§ **WRITTEN INSTRUCTION**: Transcribe each entry below exactly. Pictures do not go in the copy.

======== ENTRIES SHOWN

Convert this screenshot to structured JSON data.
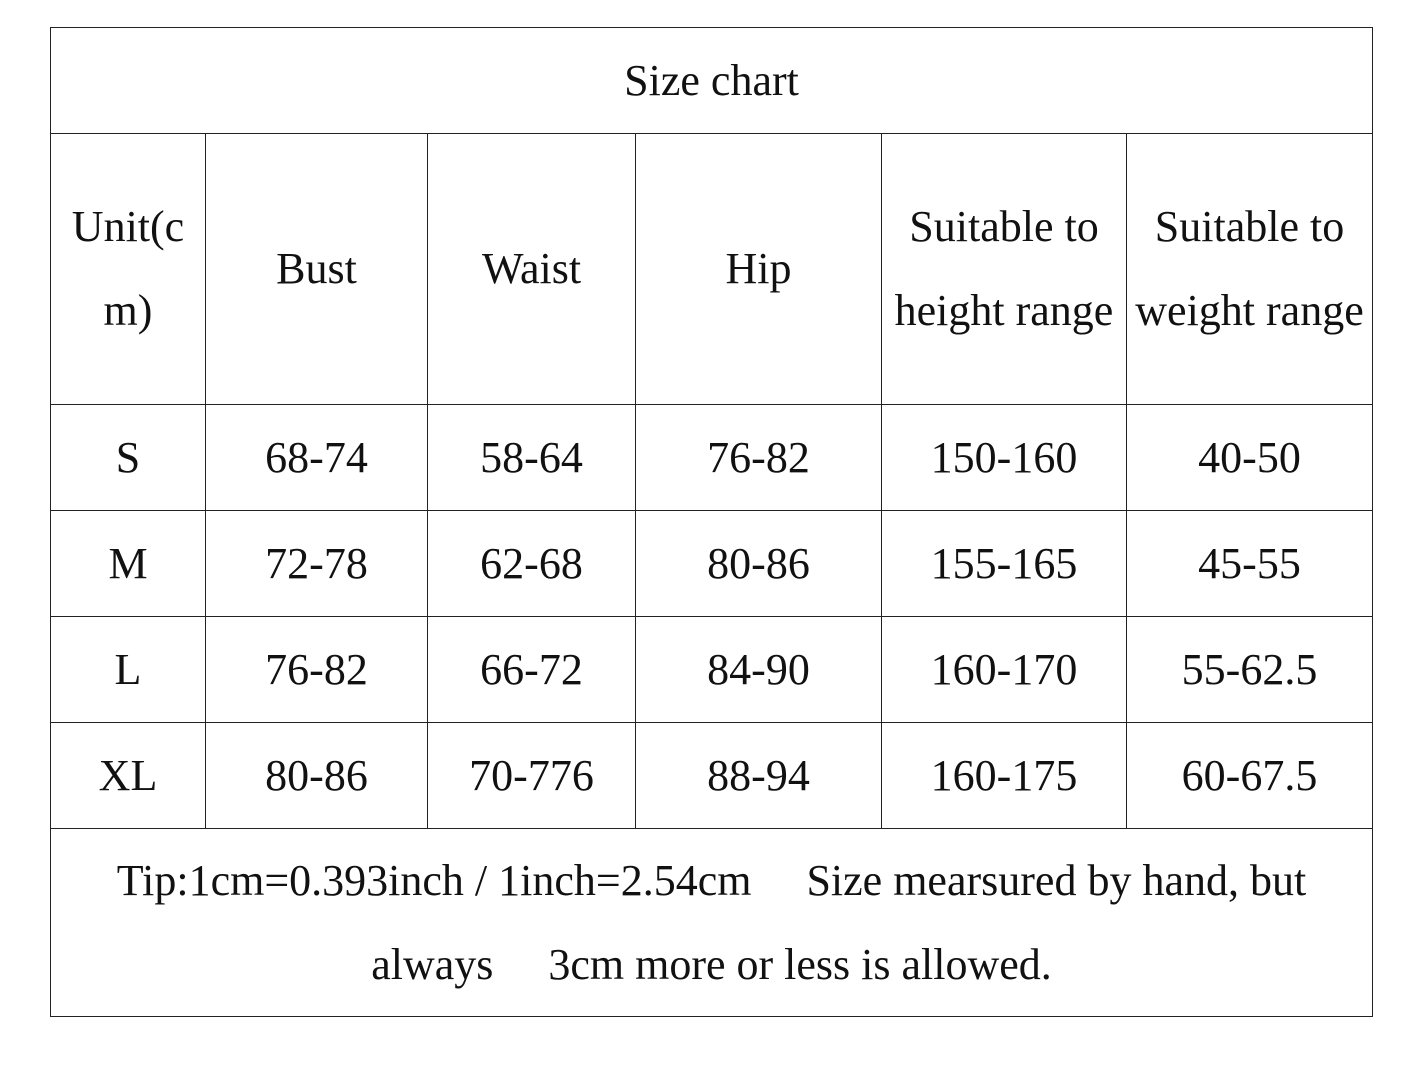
{
  "title": "Size chart",
  "table": {
    "columns": [
      "Unit(cm)",
      "Bust",
      "Waist",
      "Hip",
      "Suitable to height range",
      "Suitable to weight range"
    ],
    "rows": [
      [
        "S",
        "68-74",
        "58-64",
        "76-82",
        "150-160",
        "40-50"
      ],
      [
        "M",
        "72-78",
        "62-68",
        "80-86",
        "155-165",
        "45-55"
      ],
      [
        "L",
        "76-82",
        "66-72",
        "84-90",
        "160-170",
        "55-62.5"
      ],
      [
        "XL",
        "80-86",
        "70-776",
        "88-94",
        "160-175",
        "60-67.5"
      ]
    ]
  },
  "tip": "Tip:1cm=0.393inch / 1inch=2.54cm　 Size mearsured by hand, but always　 3cm more or less is allowed."
}
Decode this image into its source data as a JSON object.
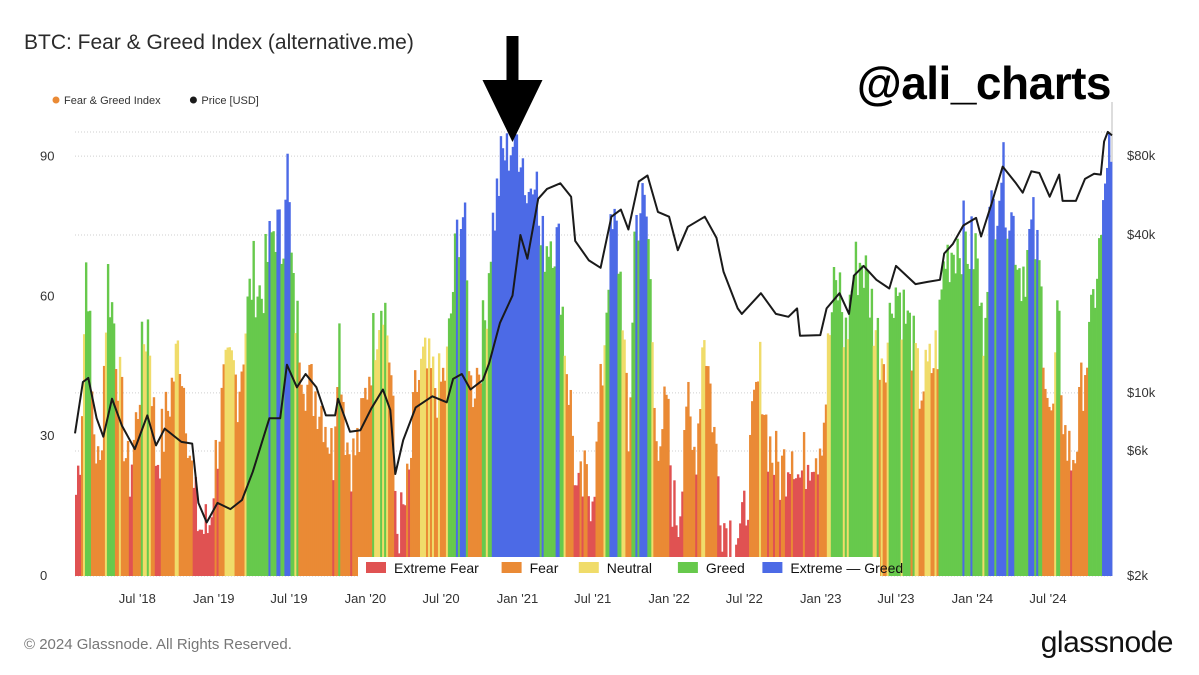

================

§ **WORKED ANSWER**:
Convert this screenshot to structured JSON data.
{
  "title": "Size chart",
  "table": {
    "columns": [
      "Unit(cm)",
      "Bust",
      "Waist",
      "Hip",
      "Suitable to height range",
      "Suitable to weight range"
    ],
    "rows": [
      [
        "S",
        "68-74",
        "58-64",
        "76-82",
        "150-160",
        "40-50"
      ],
      [
        "M",
        "72-78",
        "62-68",
        "80-86",
        "155-165",
        "45-55"
      ],
      [
        "L",
        "76-82",
        "66-72",
        "84-90",
        "160-170",
        "55-62.5"
      ],
      [
        "XL",
        "80-86",
        "70-776",
        "88-94",
        "160-175",
        "60-67.5"
      ]
    ]
  },
  "tip": "Tip:1cm=0.393inch / 1inch=2.54cm　 Size mearsured by hand, but always　 3cm more or less is allowed."
}
Decode this image into its source data as a JSON object.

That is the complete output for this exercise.